- **Data items**:
## START
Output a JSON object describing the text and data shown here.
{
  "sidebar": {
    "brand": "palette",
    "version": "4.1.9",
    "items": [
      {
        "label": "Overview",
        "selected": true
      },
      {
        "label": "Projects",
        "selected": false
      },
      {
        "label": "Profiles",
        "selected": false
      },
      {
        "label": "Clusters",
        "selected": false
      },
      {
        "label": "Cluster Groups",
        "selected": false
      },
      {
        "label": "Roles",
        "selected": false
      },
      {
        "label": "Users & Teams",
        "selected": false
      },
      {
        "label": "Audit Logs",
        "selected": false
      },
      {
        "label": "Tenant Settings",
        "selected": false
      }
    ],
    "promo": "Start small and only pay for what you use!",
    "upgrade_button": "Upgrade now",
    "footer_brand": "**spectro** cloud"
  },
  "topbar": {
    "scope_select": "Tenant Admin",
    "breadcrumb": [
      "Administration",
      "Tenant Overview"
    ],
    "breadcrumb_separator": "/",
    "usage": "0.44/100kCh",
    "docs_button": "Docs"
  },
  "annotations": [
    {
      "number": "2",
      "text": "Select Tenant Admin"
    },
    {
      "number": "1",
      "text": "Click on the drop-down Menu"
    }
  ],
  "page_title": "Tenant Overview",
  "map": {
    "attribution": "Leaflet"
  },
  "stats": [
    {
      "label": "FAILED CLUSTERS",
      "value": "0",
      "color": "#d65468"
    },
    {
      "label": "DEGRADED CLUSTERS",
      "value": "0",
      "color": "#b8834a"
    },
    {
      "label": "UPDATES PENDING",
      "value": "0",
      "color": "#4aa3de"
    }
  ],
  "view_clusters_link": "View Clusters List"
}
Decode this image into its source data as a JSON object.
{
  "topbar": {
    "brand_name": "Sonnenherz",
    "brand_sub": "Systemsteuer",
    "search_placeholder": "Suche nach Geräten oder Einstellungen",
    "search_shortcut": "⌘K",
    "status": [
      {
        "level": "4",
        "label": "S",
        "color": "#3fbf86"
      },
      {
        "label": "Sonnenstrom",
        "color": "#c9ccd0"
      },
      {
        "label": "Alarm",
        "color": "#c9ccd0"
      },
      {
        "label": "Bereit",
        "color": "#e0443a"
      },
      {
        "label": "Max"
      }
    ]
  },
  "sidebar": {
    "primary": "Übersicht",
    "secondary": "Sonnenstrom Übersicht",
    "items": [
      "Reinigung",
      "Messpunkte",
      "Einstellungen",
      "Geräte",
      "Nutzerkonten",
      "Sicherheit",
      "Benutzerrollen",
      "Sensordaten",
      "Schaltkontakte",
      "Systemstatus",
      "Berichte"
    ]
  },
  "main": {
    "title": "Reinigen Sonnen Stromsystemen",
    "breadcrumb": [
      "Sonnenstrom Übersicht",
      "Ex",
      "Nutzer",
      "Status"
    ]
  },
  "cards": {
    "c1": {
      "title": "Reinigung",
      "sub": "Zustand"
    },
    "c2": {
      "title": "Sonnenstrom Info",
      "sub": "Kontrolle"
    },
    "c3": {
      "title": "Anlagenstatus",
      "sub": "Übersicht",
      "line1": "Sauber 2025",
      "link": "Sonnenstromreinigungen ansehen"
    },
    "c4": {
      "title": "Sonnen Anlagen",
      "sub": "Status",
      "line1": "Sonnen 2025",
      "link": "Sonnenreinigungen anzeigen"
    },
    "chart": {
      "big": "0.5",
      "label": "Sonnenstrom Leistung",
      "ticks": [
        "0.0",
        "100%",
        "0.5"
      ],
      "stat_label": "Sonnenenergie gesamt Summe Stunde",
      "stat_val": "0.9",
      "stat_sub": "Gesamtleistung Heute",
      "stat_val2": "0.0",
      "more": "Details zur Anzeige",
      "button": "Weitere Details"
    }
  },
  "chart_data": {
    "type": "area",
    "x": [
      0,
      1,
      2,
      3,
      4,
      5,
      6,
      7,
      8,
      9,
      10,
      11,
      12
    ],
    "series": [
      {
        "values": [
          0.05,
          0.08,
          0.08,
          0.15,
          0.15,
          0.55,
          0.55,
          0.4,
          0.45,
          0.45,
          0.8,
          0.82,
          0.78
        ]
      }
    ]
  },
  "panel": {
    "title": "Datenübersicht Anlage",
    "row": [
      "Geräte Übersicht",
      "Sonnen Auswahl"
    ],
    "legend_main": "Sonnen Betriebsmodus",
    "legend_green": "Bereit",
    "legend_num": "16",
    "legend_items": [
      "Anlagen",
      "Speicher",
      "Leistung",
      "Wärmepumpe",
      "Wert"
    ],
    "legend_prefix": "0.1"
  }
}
## END
- **Instructions to follow**: Provide all the records again, word for word.

- **Task solution**:
Output a JSON object describing the text and data shown here.
{
  "sidebar": {
    "brand": "palette",
    "version": "4.1.9",
    "items": [
      {
        "label": "Overview",
        "selected": true
      },
      {
        "label": "Projects",
        "selected": false
      },
      {
        "label": "Profiles",
        "selected": false
      },
      {
        "label": "Clusters",
        "selected": false
      },
      {
        "label": "Cluster Groups",
        "selected": false
      },
      {
        "label": "Roles",
        "selected": false
      },
      {
        "label": "Users & Teams",
        "selected": false
      },
      {
        "label": "Audit Logs",
        "selected": false
      },
      {
        "label": "Tenant Settings",
        "selected": false
      }
    ],
    "promo": "Start small and only pay for what you use!",
    "upgrade_button": "Upgrade now",
    "footer_brand": "**spectro** cloud"
  },
  "topbar": {
    "scope_select": "Tenant Admin",
    "breadcrumb": [
      "Administration",
      "Tenant Overview"
    ],
    "breadcrumb_separator": "/",
    "usage": "0.44/100kCh",
    "docs_button": "Docs"
  },
  "annotations": [
    {
      "number": "2",
      "text": "Select Tenant Admin"
    },
    {
      "number": "1",
      "text": "Click on the drop-down Menu"
    }
  ],
  "page_title": "Tenant Overview",
  "map": {
    "attribution": "Leaflet"
  },
  "stats": [
    {
      "label": "FAILED CLUSTERS",
      "value": "0",
      "color": "#d65468"
    },
    {
      "label": "DEGRADED CLUSTERS",
      "value": "0",
      "color": "#b8834a"
    },
    {
      "label": "UPDATES PENDING",
      "value": "0",
      "color": "#4aa3de"
    }
  ],
  "view_clusters_link": "View Clusters List"
}
Decode this image into its source data as a JSON object.
{
  "topbar": {
    "brand_name": "Sonnenherz",
    "brand_sub": "Systemsteuer",
    "search_placeholder": "Suche nach Geräten oder Einstellungen",
    "search_shortcut": "⌘K",
    "status": [
      {
        "level": "4",
        "label": "S",
        "color": "#3fbf86"
      },
      {
        "label": "Sonnenstrom",
        "color": "#c9ccd0"
      },
      {
        "label": "Alarm",
        "color": "#c9ccd0"
      },
      {
        "label": "Bereit",
        "color": "#e0443a"
      },
      {
        "label": "Max"
      }
    ]
  },
  "sidebar": {
    "primary": "Übersicht",
    "secondary": "Sonnenstrom Übersicht",
    "items": [
      "Reinigung",
      "Messpunkte",
      "Einstellungen",
      "Geräte",
      "Nutzerkonten",
      "Sicherheit",
      "Benutzerrollen",
      "Sensordaten",
      "Schaltkontakte",
      "Systemstatus",
      "Berichte"
    ]
  },
  "main": {
    "title": "Reinigen Sonnen Stromsystemen",
    "breadcrumb": [
      "Sonnenstrom Übersicht",
      "Ex",
      "Nutzer",
      "Status"
    ]
  },
  "cards": {
    "c1": {
      "title": "Reinigung",
      "sub": "Zustand"
    },
    "c2": {
      "title": "Sonnenstrom Info",
      "sub": "Kontrolle"
    },
    "c3": {
      "title": "Anlagenstatus",
      "sub": "Übersicht",
      "line1": "Sauber 2025",
      "link": "Sonnenstromreinigungen ansehen"
    },
    "c4": {
      "title": "Sonnen Anlagen",
      "sub": "Status",
      "line1": "Sonnen 2025",
      "link": "Sonnenreinigungen anzeigen"
    },
    "chart": {
      "big": "0.5",
      "label": "Sonnenstrom Leistung",
      "ticks": [
        "0.0",
        "100%",
        "0.5"
      ],
      "stat_label": "Sonnenenergie gesamt Summe Stunde",
      "stat_val": "0.9",
      "stat_sub": "Gesamtleistung Heute",
      "stat_val2": "0.0",
      "more": "Details zur Anzeige",
      "button": "Weitere Details"
    }
  },
  "chart_data": {
    "type": "area",
    "x": [
      0,
      1,
      2,
      3,
      4,
      5,
      6,
      7,
      8,
      9,
      10,
      11,
      12
    ],
    "series": [
      {
        "values": [
          0.05,
          0.08,
          0.08,
          0.15,
          0.15,
          0.55,
          0.55,
          0.4,
          0.45,
          0.45,
          0.8,
          0.82,
          0.78
        ]
      }
    ]
  },
  "panel": {
    "title": "Datenübersicht Anlage",
    "row": [
      "Geräte Übersicht",
      "Sonnen Auswahl"
    ],
    "legend_main": "Sonnen Betriebsmodus",
    "legend_green": "Bereit",
    "legend_num": "16",
    "legend_items": [
      "Anlagen",
      "Speicher",
      "Leistung",
      "Wärmepumpe",
      "Wert"
    ],
    "legend_prefix": "0.1"
  }
}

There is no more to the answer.